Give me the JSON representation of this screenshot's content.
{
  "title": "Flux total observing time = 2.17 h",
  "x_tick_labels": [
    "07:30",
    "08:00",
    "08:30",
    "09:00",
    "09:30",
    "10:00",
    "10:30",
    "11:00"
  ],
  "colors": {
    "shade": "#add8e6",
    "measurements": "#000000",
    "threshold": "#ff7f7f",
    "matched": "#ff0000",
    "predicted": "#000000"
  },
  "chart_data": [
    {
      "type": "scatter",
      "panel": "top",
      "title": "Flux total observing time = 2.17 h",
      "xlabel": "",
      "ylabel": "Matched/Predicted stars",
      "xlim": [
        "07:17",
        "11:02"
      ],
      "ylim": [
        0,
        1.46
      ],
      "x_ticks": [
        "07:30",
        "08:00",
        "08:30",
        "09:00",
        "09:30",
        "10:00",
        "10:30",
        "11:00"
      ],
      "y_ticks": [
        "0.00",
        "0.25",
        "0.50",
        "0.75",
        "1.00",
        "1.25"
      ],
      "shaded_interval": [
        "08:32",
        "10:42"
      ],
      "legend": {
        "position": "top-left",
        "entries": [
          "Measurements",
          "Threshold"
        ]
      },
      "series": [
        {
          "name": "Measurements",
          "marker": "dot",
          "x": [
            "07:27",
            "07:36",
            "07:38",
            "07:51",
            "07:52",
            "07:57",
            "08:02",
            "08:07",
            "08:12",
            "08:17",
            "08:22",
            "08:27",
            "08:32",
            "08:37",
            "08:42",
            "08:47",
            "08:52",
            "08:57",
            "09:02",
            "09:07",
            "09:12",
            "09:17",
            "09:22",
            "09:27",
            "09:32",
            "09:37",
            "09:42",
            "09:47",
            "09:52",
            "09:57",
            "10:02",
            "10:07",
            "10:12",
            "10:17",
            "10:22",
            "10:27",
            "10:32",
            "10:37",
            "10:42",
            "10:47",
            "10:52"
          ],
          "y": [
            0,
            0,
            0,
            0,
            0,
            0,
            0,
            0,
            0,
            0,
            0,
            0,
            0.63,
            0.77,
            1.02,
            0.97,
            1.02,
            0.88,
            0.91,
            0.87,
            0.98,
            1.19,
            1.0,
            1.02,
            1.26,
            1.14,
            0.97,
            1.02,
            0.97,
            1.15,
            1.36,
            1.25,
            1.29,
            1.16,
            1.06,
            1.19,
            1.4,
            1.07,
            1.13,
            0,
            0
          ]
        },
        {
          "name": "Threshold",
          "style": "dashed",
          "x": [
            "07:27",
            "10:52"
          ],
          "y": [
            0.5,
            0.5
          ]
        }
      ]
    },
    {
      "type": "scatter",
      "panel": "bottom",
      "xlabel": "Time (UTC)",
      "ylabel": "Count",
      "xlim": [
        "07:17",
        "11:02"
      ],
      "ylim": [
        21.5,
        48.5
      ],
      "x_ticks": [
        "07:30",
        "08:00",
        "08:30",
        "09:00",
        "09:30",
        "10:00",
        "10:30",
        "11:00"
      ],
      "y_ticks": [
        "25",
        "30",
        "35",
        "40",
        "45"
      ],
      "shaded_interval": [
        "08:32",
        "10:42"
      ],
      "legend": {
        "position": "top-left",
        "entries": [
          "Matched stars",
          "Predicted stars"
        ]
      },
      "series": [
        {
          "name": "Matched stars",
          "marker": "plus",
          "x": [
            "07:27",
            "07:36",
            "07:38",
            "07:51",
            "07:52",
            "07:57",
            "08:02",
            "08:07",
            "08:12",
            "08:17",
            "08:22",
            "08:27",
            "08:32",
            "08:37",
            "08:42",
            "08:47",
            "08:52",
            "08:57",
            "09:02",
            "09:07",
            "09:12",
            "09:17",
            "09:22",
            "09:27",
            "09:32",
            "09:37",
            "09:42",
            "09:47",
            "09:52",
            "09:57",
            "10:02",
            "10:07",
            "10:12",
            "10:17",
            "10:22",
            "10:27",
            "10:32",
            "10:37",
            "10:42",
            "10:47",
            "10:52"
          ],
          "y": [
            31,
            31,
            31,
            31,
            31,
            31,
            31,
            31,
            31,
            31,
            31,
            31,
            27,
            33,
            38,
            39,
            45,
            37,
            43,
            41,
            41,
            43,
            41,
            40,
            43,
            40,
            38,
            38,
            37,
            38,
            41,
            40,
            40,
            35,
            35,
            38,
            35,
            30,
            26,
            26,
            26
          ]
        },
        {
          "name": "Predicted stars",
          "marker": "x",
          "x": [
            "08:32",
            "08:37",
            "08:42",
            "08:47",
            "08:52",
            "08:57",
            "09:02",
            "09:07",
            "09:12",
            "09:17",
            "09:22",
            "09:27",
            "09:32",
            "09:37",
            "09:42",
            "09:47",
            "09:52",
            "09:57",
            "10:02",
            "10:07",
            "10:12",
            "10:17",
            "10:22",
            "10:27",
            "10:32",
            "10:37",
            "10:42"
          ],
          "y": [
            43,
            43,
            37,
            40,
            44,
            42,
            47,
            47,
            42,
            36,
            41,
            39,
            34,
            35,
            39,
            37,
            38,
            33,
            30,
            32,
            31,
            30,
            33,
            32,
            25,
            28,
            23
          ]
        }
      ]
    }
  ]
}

----------

§ Objective
Filter the entries above down to the lines containing the word "Flux".

§ Complete answer
  "title": "Flux total observing time = 2.17 h",
      "title": "Flux total observing time = 2.17 h",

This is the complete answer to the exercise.